(Spatial layout entries)
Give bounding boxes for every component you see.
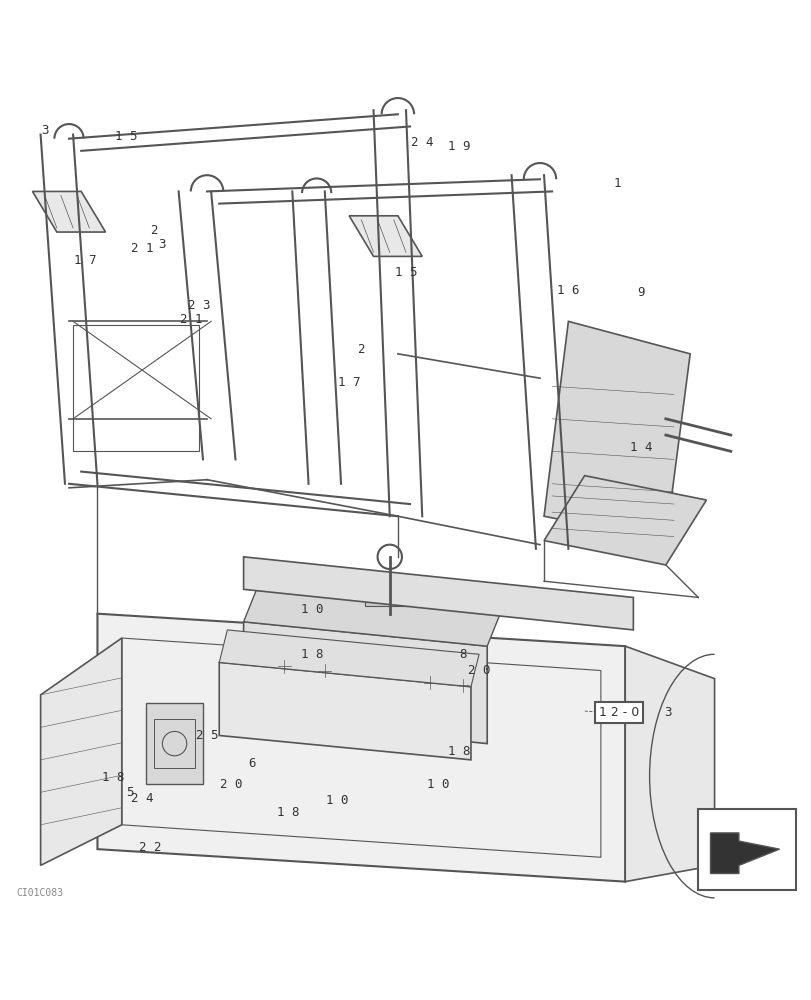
Polygon shape xyxy=(32,191,105,232)
Polygon shape xyxy=(97,614,624,882)
Text: 2 0: 2 0 xyxy=(220,778,242,791)
Text: 9: 9 xyxy=(637,286,645,299)
Text: 2 3: 2 3 xyxy=(187,299,210,312)
Text: 1 6: 1 6 xyxy=(556,284,579,297)
Text: 1 0: 1 0 xyxy=(301,603,324,616)
Polygon shape xyxy=(219,630,478,687)
Polygon shape xyxy=(543,321,689,541)
Text: 1 5: 1 5 xyxy=(114,130,137,143)
Text: 1 4: 1 4 xyxy=(629,441,652,454)
Text: 2 0: 2 0 xyxy=(467,664,490,677)
Bar xyxy=(73,325,199,451)
Text: 2: 2 xyxy=(357,343,365,356)
Text: 1 7: 1 7 xyxy=(74,254,97,267)
Text: 1 8: 1 8 xyxy=(102,771,125,784)
Text: 1 5: 1 5 xyxy=(394,266,417,279)
Text: 2: 2 xyxy=(150,224,158,237)
Text: 1: 1 xyxy=(612,177,620,190)
Text: 2 2: 2 2 xyxy=(139,841,161,854)
Text: CI01C083: CI01C083 xyxy=(16,888,63,898)
Text: 1 9: 1 9 xyxy=(447,140,470,153)
Text: 3: 3 xyxy=(158,238,166,251)
Text: 1 0: 1 0 xyxy=(325,794,348,807)
Text: 2 1: 2 1 xyxy=(131,242,153,255)
Bar xyxy=(365,581,414,606)
Text: 2 5: 2 5 xyxy=(195,729,218,742)
Polygon shape xyxy=(243,557,633,630)
Text: 1 8: 1 8 xyxy=(447,745,470,758)
Text: 6: 6 xyxy=(247,757,255,770)
Bar xyxy=(697,809,795,890)
Polygon shape xyxy=(349,216,422,256)
Text: 5: 5 xyxy=(126,786,134,799)
Text: 3: 3 xyxy=(663,706,672,719)
Polygon shape xyxy=(243,581,503,646)
Polygon shape xyxy=(146,703,203,784)
Polygon shape xyxy=(219,662,470,760)
Text: 2 4: 2 4 xyxy=(131,792,153,805)
Bar xyxy=(154,719,195,768)
Polygon shape xyxy=(243,622,487,744)
Text: 2 4: 2 4 xyxy=(410,136,433,149)
Text: 1 8: 1 8 xyxy=(277,806,299,819)
Text: 2 1: 2 1 xyxy=(179,313,202,326)
Text: 1 2 - 0: 1 2 - 0 xyxy=(598,706,638,719)
Text: 3: 3 xyxy=(41,124,49,137)
Text: 1 8: 1 8 xyxy=(301,648,324,661)
Polygon shape xyxy=(710,833,779,874)
Text: 1 0: 1 0 xyxy=(427,778,449,791)
Polygon shape xyxy=(624,646,714,882)
Text: 8: 8 xyxy=(458,648,466,661)
Polygon shape xyxy=(41,638,122,865)
Text: 1 7: 1 7 xyxy=(337,376,360,389)
Polygon shape xyxy=(543,476,706,565)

[Exercise objective]: Switch "Polygon" to "Outline" in the stretch of records from the line containing "Polygon shape xyxy=(32,191,105,232)" through the line containing "Text: 1 6: 1 6 xyxy=(556,284,579,297)", leaving everything else unchanged. Give back only those lines.

[The answer]:
Outline shape xyxy=(32,191,105,232)
Outline shape xyxy=(97,614,624,882)
Text: 2 0: 2 0 xyxy=(220,778,242,791)
Text: 9: 9 xyxy=(637,286,645,299)
Text: 2 3: 2 3 xyxy=(187,299,210,312)
Text: 1 6: 1 6 xyxy=(556,284,579,297)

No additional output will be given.